__TO DO__
Select every line containing the word "init" from the material, and copy those lines.

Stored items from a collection
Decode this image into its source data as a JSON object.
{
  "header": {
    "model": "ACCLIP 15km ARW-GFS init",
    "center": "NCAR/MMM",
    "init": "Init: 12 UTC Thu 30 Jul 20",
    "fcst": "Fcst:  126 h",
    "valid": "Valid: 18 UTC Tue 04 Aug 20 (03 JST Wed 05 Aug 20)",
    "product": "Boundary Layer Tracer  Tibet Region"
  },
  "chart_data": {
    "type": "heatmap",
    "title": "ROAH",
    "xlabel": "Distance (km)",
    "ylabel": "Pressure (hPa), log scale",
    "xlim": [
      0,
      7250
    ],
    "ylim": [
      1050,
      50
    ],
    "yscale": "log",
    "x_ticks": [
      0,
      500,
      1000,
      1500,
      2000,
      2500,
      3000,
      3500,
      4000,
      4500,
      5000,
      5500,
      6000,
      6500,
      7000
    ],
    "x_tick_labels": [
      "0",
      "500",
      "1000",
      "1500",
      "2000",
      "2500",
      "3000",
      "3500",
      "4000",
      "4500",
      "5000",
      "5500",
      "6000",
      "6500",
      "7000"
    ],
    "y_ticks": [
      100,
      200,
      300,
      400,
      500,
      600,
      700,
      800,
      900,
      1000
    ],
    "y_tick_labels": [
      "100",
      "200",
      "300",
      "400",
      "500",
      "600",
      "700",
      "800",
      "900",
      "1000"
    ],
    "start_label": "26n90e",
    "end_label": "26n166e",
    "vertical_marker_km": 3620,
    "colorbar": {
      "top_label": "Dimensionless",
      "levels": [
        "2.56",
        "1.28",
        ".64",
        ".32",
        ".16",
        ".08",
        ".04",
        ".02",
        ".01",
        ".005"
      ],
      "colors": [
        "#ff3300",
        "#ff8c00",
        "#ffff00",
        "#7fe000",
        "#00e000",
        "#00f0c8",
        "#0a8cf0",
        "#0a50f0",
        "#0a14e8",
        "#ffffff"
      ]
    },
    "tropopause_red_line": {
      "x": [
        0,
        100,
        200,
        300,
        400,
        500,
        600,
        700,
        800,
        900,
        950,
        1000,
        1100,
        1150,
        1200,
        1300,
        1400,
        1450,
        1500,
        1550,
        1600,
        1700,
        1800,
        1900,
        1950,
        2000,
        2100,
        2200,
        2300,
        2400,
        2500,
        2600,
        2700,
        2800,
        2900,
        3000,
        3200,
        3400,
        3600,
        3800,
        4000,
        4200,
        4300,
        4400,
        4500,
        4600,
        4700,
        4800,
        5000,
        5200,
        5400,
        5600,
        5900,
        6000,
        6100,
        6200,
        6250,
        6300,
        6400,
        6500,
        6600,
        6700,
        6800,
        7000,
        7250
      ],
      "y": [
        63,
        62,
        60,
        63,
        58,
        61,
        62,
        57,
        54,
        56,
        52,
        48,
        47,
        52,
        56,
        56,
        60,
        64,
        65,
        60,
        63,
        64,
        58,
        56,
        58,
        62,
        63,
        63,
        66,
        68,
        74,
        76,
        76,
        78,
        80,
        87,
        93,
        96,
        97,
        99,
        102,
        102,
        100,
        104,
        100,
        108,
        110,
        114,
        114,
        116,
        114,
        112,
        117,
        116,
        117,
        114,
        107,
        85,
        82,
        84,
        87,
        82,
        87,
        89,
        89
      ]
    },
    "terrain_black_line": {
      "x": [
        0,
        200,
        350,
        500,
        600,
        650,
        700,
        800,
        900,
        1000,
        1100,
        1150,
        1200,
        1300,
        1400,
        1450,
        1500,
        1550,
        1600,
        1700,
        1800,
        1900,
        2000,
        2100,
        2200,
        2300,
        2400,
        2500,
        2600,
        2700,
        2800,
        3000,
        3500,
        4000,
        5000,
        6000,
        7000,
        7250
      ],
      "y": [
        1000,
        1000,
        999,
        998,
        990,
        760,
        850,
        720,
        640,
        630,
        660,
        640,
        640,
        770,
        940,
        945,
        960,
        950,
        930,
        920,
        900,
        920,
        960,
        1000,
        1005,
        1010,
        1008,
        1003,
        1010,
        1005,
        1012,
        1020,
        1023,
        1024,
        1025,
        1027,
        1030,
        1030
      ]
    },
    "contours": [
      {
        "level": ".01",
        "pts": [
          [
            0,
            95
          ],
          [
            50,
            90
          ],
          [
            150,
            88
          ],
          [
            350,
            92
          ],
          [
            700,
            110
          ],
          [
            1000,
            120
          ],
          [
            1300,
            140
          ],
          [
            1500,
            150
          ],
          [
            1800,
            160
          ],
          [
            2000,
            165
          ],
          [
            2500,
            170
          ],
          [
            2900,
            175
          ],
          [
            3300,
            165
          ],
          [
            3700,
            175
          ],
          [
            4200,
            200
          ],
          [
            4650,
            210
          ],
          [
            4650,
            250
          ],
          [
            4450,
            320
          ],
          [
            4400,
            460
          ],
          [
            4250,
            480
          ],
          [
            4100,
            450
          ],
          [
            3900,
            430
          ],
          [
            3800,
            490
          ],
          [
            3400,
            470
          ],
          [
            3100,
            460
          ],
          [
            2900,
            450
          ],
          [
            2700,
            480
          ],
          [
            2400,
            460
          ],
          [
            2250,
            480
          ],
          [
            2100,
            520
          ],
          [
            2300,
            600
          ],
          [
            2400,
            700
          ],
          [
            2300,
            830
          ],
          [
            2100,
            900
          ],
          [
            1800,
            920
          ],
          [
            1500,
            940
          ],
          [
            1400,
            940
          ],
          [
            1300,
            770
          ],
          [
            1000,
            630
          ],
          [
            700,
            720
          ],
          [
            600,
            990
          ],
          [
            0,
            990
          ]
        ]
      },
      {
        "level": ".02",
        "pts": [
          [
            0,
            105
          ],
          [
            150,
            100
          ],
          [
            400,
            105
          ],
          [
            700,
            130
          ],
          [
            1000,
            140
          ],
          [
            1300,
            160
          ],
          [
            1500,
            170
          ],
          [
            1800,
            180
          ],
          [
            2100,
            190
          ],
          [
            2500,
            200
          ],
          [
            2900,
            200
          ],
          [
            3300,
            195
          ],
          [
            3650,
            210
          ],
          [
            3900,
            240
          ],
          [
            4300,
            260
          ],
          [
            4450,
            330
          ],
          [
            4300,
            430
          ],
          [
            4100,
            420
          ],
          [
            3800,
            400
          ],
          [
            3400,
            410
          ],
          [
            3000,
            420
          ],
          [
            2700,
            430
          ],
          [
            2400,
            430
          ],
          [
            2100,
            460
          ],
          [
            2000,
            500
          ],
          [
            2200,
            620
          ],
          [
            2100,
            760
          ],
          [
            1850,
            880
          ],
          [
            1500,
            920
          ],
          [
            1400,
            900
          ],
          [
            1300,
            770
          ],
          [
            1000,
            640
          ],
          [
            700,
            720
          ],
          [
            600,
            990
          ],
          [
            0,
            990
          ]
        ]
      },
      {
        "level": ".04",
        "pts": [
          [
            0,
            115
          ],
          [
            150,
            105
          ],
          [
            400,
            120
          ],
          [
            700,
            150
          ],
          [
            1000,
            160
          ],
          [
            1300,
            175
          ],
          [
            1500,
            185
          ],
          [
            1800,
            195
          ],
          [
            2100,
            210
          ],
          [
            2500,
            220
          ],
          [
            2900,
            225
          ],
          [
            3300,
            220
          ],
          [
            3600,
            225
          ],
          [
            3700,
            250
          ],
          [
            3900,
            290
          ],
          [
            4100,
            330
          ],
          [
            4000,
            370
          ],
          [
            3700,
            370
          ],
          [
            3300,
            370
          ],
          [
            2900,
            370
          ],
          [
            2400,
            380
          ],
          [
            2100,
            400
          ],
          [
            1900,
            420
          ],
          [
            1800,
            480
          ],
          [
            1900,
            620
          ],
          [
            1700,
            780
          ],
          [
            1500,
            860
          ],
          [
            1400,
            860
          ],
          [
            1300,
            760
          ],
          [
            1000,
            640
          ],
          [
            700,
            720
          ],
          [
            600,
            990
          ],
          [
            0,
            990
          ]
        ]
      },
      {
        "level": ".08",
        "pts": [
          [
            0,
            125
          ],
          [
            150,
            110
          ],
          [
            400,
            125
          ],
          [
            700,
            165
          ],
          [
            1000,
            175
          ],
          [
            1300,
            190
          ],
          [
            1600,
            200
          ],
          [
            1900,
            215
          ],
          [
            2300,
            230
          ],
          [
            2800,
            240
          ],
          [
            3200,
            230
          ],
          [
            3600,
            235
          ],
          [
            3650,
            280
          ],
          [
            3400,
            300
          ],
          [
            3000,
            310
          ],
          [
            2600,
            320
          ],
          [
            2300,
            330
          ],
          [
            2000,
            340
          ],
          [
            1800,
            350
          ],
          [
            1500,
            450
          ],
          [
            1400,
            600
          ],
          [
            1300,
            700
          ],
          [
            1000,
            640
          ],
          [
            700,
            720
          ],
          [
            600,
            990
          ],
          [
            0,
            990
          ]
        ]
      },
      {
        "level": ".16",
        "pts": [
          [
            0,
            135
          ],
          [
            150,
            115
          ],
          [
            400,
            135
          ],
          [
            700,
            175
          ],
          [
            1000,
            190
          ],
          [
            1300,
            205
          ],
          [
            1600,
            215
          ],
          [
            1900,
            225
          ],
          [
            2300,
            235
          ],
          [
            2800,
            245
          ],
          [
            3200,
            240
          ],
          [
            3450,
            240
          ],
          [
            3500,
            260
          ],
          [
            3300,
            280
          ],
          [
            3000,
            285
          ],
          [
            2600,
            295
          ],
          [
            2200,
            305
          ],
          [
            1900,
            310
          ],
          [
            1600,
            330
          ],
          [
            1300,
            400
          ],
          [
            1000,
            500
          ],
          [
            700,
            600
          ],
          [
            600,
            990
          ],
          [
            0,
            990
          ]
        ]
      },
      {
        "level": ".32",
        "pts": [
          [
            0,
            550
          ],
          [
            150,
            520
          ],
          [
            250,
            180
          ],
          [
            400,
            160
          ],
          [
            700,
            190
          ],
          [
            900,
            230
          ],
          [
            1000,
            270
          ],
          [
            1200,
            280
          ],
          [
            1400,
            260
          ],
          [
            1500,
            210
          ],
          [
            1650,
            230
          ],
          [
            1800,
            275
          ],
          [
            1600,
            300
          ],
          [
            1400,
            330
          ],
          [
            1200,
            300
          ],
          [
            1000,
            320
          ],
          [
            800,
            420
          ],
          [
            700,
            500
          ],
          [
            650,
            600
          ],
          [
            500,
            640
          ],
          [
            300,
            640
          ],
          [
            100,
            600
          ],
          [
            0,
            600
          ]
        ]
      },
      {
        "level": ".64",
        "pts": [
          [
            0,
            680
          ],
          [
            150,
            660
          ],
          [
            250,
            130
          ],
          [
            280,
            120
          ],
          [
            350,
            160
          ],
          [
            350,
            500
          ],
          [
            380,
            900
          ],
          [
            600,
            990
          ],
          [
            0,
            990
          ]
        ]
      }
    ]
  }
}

__TASK OUTPUT__
    "model": "ACCLIP 15km ARW-GFS init",
    "init": "Init: 12 UTC Thu 30 Jul 20",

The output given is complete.